Ciência sem fronteiras e a importância da fluência na língua inglesa

Mensagem publicada no Blog Diário do Reitor IFPR – 2013

Caros servidores e estudantes, nossa última postagem do ano é um desafio para que mais servidores e estudantes possam aprender a falar, ouvir, escrever e ler em inglês com maior desenvoltura em 2014.   Muitas pessoas não tiveram a oportunidade de aprender inglês na escola, como acontece em muitos países do mundo.  Particularmente pouco aprendi na escola. Muitos conseguem ler e escrever em inglês mas não conseguem falar ou entender uma vídeoaula em inglês.  Atualmente há milhares de excelentes cursos na internet. Basta superar a barreira da língua.  Utilizei um método simples para aprimorar minha proficiência e gostaria de compartilhar com vocês.

• Dados fornecidos
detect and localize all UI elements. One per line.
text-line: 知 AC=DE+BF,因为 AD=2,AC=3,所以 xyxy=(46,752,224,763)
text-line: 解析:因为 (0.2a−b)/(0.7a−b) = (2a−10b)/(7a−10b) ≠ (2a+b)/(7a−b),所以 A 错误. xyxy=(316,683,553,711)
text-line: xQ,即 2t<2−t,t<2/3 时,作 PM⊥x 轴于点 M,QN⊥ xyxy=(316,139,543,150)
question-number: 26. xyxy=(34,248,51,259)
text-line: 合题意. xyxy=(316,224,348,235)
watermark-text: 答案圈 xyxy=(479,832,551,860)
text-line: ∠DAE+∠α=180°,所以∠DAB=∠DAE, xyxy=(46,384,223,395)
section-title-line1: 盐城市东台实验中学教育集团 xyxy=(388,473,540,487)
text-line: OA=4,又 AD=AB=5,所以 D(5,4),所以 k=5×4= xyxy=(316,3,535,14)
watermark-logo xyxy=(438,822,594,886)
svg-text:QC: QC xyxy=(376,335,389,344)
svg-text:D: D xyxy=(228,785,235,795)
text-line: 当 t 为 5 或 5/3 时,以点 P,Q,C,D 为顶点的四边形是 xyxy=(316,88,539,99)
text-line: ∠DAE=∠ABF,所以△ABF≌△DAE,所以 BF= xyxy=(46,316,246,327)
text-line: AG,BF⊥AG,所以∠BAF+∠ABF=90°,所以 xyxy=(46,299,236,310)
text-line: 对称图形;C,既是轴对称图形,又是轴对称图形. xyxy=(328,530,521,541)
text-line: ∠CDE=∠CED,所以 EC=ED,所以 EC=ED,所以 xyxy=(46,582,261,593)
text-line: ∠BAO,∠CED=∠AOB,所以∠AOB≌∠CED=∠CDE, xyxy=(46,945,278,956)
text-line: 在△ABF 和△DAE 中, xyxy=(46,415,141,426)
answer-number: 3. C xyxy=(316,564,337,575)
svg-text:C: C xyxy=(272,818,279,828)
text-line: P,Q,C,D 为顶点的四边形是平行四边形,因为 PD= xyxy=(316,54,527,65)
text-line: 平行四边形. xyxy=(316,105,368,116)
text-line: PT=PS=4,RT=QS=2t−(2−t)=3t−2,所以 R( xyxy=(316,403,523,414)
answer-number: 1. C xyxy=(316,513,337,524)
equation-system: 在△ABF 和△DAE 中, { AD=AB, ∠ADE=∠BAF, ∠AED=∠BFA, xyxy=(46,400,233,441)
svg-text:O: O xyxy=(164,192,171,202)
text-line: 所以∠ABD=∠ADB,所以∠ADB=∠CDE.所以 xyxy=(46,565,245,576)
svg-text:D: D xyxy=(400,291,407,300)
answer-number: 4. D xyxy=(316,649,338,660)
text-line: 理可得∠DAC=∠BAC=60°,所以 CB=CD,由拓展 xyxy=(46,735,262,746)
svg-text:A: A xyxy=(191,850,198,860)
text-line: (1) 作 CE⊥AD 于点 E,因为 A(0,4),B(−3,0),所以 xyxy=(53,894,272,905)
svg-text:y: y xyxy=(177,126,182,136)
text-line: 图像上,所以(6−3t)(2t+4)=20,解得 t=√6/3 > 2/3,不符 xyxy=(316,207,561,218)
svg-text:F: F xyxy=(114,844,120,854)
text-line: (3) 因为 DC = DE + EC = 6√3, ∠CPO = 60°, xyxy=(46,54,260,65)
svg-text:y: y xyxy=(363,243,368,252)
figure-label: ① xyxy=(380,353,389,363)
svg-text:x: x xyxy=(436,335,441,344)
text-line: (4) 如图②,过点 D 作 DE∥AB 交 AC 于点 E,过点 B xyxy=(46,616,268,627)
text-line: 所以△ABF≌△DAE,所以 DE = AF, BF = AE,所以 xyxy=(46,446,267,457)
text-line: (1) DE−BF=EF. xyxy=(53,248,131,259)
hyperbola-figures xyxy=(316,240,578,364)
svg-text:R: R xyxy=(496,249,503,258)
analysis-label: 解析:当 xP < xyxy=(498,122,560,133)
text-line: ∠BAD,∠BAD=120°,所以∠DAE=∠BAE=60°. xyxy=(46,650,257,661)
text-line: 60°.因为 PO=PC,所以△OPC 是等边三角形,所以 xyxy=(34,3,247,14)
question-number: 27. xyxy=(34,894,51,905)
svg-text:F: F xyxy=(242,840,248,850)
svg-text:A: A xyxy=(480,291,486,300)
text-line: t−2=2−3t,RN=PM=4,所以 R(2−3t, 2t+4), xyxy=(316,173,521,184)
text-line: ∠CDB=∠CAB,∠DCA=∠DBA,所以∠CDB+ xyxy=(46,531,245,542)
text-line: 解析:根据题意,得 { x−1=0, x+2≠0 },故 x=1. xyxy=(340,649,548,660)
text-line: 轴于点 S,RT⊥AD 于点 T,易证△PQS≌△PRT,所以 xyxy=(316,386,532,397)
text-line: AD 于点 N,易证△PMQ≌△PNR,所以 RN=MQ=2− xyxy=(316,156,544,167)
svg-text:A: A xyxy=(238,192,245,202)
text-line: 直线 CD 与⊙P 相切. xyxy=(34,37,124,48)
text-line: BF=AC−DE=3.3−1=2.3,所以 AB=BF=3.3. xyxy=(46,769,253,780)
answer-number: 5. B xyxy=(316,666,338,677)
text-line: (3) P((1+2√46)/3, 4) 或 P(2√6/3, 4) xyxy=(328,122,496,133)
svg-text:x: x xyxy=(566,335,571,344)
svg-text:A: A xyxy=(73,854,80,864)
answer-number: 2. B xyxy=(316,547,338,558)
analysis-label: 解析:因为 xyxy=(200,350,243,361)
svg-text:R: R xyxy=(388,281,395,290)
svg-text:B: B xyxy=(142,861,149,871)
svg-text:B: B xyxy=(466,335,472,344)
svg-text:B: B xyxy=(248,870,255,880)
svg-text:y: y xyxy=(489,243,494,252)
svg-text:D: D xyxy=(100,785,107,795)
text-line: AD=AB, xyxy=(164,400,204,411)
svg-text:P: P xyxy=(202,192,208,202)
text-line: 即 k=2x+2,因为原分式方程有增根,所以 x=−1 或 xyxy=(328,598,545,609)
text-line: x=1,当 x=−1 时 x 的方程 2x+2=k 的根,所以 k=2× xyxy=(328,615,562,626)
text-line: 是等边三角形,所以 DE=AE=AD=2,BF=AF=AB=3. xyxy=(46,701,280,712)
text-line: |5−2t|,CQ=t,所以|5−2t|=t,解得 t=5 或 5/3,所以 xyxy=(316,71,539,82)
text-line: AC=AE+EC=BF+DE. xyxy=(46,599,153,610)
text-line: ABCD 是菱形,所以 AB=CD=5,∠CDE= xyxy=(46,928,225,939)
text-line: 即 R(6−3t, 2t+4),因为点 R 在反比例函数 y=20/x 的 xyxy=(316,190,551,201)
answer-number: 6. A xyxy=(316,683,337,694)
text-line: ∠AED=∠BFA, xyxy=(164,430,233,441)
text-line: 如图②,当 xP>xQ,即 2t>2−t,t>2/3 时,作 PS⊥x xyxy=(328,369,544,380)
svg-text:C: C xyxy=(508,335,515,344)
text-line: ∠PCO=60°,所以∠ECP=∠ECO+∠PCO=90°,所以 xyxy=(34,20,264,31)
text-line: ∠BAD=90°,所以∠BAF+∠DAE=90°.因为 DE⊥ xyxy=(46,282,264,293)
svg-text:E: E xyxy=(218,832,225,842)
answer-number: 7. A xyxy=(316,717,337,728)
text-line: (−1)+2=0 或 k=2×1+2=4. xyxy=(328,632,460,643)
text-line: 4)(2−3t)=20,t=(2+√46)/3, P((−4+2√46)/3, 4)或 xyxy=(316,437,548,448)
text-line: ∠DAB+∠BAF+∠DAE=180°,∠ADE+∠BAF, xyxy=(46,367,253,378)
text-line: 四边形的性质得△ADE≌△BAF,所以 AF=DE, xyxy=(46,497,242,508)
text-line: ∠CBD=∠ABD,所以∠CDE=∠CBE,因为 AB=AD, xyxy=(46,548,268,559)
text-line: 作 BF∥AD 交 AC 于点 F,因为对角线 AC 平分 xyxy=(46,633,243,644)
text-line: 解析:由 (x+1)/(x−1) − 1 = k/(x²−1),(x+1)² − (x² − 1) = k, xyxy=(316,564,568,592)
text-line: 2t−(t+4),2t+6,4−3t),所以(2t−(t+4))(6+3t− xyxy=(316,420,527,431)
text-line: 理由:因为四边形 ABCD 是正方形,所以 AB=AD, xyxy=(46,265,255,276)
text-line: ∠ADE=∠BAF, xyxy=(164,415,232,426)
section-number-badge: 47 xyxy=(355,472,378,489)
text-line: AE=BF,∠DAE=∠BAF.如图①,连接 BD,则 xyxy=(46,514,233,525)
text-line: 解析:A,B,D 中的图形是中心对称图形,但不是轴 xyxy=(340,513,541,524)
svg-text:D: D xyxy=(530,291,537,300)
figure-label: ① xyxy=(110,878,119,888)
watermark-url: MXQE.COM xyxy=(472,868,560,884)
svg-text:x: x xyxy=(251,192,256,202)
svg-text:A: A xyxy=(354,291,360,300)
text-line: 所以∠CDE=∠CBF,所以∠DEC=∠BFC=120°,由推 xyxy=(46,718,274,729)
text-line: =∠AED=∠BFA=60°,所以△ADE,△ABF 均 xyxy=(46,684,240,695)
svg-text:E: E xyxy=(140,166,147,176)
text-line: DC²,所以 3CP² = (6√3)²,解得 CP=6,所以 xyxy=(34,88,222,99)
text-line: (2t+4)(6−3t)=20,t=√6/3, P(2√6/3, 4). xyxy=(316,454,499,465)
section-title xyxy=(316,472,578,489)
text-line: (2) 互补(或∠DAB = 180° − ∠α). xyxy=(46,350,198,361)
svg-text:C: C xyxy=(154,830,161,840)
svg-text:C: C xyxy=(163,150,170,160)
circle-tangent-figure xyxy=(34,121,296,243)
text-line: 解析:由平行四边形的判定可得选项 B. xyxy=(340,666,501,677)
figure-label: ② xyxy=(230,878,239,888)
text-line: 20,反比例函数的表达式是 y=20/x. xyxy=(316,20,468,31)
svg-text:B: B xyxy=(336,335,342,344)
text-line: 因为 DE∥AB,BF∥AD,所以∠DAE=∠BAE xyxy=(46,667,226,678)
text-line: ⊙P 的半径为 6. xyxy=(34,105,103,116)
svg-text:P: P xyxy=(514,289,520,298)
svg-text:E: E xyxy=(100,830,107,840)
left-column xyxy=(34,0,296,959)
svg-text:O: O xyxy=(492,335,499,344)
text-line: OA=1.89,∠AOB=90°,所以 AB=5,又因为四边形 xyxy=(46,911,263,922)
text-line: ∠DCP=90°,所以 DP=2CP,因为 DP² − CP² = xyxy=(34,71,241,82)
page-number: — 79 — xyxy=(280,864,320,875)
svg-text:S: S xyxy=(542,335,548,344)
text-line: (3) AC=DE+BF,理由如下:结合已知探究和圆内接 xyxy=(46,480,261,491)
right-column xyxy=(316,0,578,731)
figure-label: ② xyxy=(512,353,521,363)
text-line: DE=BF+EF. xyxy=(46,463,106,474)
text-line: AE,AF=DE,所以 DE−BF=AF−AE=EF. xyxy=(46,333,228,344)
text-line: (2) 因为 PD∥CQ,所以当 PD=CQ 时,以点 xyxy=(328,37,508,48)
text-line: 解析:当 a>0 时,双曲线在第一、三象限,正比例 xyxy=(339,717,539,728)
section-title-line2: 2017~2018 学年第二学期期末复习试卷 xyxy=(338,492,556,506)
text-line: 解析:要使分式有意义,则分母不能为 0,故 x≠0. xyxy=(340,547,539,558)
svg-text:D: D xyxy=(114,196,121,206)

• Instruções de trabalho
1. Liste as habilidades em inglês que, segundo o texto sobre fluência em inglês, servidores e estudantes são desafiados a desenvolver com maior desenvoltura em 2014.
2. Escreva a continuação do texto sobre fluência em inglês, começando logo após a última frase apresentada.

• Respostas escritas
1. Falar, ouvir, escrever e ler.

2.
Primeiramente é preciso ter uma motivação para aprender. Hoje o Programa Ciência Sem Fronteiras é um sucesso e já enviou 60 mil estudantes para estudar no exterior, nas melhores universidade do mundo.  Em alguns editais sobraram bolsas por falta de estudantes com proficiência. A SETEC está iniciando um programa de concessão de bolsas para servidores realizarem estágios de 3 meses a um ano no exterior. Precisa motivação maior que esta ?

Minha motivação surgiu a partir do momento em que assumi como pró-reitor de desenvolvimento institucional do IFSC e não era capaz de me comunicar bem com professores de outras instituições similares.  O IFSC passou a receber palestrantes e convidados de outros países e o domínio da língua se tornava obrigatório na função como pró-reitor.   Coloquei uma meta pessoal de superar essa minha limitação em seis meses.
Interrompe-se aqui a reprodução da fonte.